## Set exercise
In the listing below, identify each line with the word "مراكز" and return those lines.

## Records for this exercise
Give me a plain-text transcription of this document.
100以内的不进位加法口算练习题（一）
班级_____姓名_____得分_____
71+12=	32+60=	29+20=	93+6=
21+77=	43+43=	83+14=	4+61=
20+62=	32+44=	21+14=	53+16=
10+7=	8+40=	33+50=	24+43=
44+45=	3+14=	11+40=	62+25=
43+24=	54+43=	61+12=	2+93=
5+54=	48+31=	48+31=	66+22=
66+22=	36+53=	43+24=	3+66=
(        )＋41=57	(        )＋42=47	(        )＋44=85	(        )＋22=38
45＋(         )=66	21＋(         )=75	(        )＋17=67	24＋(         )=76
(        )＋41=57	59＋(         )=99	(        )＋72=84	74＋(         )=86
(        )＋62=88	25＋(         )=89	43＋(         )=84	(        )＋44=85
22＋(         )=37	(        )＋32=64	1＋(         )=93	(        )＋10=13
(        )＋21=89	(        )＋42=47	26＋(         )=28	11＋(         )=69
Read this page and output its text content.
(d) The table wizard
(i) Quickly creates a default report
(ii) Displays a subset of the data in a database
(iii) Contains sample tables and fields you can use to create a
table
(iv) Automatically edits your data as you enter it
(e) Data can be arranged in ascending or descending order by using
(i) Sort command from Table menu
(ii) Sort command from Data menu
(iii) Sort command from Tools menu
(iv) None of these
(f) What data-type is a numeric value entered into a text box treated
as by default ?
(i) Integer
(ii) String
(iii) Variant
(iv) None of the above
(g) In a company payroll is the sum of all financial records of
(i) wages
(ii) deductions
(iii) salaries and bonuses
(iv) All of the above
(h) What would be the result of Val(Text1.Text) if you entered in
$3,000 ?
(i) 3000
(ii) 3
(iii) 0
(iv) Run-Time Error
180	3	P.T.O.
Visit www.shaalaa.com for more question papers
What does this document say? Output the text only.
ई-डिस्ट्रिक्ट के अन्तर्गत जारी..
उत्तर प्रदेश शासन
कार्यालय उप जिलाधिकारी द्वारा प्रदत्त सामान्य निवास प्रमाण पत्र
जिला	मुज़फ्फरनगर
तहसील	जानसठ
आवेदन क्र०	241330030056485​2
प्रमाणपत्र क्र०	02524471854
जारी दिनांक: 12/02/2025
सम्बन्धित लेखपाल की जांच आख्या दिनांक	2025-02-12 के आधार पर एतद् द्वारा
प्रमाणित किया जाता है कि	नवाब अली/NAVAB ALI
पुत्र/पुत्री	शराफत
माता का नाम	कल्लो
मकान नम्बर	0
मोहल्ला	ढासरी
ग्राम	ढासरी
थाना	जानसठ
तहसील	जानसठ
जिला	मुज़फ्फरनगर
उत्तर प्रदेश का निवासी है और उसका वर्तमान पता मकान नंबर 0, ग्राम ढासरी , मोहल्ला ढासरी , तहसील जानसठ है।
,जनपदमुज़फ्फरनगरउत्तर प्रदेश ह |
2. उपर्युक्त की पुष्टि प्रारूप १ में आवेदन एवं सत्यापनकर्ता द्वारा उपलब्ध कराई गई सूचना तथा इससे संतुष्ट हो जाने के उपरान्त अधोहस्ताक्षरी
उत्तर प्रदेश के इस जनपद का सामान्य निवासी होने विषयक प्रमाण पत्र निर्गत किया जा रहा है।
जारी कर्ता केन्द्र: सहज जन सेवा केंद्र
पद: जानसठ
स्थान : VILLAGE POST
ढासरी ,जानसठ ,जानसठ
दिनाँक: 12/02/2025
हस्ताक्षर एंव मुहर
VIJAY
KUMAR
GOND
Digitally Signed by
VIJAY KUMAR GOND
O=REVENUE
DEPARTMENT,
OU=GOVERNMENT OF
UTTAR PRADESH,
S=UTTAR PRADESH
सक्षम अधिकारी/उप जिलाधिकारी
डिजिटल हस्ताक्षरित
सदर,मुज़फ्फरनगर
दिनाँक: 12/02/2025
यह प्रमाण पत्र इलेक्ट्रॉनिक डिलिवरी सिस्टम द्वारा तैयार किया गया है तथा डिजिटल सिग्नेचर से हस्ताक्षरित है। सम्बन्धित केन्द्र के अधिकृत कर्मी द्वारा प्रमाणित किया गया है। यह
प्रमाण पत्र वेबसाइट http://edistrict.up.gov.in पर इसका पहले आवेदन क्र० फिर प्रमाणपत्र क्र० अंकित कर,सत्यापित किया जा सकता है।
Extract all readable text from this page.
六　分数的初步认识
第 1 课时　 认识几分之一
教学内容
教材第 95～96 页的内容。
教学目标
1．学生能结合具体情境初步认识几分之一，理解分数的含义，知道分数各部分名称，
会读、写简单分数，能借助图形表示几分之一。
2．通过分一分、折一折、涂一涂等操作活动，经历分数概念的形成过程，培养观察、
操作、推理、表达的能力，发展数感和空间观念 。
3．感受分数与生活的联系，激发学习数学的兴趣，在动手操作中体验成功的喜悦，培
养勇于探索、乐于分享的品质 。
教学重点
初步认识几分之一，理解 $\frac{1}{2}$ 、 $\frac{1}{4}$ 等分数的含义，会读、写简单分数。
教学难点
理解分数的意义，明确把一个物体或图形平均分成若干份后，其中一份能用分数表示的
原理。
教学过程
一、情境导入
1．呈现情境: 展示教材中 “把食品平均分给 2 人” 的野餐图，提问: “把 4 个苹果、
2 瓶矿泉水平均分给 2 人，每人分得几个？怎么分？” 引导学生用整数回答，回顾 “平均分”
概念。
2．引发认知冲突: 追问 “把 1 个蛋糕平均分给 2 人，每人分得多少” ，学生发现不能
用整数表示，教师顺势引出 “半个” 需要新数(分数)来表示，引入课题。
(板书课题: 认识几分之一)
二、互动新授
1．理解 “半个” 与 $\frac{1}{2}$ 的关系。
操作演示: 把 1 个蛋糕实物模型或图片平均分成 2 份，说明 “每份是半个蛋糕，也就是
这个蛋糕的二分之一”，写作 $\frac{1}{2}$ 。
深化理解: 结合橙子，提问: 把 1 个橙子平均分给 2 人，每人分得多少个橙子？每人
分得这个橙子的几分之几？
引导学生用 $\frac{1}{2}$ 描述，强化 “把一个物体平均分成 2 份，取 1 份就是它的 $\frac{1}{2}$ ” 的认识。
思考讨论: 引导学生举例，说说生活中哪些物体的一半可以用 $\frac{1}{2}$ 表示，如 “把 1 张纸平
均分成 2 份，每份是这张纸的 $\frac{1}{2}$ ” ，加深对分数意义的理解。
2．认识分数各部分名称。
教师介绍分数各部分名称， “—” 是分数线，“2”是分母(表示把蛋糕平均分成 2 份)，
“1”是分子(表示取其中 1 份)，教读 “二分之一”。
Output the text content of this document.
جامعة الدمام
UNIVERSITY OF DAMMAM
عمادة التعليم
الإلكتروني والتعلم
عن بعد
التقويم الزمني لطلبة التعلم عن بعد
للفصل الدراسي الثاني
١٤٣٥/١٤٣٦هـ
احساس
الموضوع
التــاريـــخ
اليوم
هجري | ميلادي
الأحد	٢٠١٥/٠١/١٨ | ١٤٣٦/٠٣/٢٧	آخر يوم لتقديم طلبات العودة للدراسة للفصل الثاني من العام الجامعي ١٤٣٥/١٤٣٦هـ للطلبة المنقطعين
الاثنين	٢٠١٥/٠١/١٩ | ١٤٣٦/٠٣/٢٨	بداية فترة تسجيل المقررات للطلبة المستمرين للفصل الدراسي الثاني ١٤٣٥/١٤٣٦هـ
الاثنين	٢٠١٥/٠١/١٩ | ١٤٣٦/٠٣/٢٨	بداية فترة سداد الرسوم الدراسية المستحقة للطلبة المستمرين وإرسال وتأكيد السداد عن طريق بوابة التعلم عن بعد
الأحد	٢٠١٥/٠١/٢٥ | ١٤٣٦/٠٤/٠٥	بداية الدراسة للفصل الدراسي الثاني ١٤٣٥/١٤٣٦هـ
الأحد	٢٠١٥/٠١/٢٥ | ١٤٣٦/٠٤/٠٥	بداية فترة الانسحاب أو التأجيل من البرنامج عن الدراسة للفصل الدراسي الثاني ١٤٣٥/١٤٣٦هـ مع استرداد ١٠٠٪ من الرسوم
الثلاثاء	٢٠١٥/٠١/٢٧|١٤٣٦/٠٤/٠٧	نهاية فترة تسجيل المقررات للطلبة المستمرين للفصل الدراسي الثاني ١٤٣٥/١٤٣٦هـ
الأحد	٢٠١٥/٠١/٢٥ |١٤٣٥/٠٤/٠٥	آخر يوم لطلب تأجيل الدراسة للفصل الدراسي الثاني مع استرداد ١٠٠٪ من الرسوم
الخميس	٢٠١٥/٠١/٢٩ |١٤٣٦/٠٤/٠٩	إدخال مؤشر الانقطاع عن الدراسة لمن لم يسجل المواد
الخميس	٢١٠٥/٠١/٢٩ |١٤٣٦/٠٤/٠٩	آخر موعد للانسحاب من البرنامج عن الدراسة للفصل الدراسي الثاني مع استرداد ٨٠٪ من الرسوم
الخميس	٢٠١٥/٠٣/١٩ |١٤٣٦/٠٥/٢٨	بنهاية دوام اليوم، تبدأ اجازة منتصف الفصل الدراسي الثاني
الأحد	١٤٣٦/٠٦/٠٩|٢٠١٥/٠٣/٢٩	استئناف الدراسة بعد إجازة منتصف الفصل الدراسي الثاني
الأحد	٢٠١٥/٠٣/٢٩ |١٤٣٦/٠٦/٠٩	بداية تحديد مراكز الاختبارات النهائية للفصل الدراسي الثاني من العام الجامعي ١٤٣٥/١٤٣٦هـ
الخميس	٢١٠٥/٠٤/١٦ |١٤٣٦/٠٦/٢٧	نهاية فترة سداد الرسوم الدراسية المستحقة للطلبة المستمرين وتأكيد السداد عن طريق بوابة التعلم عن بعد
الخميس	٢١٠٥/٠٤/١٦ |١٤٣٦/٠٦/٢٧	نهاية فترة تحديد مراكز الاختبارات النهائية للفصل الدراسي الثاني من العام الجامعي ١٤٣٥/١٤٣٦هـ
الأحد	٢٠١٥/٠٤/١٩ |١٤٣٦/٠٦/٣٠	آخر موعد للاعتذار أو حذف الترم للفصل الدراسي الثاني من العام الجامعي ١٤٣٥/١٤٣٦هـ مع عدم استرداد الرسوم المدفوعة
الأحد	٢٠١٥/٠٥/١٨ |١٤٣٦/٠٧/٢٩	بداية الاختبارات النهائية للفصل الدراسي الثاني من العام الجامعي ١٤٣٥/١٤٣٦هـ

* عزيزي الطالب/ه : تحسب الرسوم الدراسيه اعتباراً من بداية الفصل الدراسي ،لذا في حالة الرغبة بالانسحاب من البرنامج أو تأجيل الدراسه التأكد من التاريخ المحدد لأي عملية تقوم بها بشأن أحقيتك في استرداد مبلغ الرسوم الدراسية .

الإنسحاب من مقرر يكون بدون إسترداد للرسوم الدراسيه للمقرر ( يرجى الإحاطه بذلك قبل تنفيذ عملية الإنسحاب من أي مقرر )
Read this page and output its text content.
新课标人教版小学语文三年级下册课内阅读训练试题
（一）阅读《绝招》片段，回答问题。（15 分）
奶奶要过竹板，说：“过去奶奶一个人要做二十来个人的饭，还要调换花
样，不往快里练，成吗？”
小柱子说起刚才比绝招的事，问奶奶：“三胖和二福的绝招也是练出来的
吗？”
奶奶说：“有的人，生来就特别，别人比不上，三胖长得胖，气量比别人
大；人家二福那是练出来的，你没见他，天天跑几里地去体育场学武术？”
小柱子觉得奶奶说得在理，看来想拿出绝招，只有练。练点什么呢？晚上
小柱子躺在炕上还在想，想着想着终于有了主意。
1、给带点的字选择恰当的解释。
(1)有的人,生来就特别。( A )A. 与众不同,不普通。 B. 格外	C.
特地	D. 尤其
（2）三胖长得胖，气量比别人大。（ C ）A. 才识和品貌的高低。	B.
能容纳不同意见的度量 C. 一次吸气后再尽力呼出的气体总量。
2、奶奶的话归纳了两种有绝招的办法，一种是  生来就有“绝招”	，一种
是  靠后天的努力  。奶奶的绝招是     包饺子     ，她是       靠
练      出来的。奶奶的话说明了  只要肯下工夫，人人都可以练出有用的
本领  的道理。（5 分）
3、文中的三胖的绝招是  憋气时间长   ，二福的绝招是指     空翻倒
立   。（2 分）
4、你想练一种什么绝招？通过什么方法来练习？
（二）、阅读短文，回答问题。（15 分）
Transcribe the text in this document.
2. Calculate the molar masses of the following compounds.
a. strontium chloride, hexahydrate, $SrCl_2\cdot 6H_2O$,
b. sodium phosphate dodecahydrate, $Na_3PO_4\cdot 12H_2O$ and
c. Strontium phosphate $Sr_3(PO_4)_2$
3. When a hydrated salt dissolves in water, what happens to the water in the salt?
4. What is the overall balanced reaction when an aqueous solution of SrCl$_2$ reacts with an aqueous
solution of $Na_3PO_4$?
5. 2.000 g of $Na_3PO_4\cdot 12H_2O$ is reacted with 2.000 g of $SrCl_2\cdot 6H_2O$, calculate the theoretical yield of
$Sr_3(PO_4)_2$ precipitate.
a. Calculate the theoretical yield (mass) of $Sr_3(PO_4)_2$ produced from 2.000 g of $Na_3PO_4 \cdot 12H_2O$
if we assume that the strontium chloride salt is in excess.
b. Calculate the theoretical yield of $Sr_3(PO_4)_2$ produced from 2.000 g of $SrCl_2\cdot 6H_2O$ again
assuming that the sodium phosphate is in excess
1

## The reply
الأحد	٢٠١٥/٠٣/٢٩ |١٤٣٦/٠٦/٠٩	بداية تحديد مراكز الاختبارات النهائية للفصل الدراسي الثاني من العام الجامعي ١٤٣٥/١٤٣٦هـ
الخميس	٢١٠٥/٠٤/١٦ |١٤٣٦/٠٦/٢٧	نهاية فترة تحديد مراكز الاختبارات النهائية للفصل الدراسي الثاني من العام الجامعي ١٤٣٥/١٤٣٦هـ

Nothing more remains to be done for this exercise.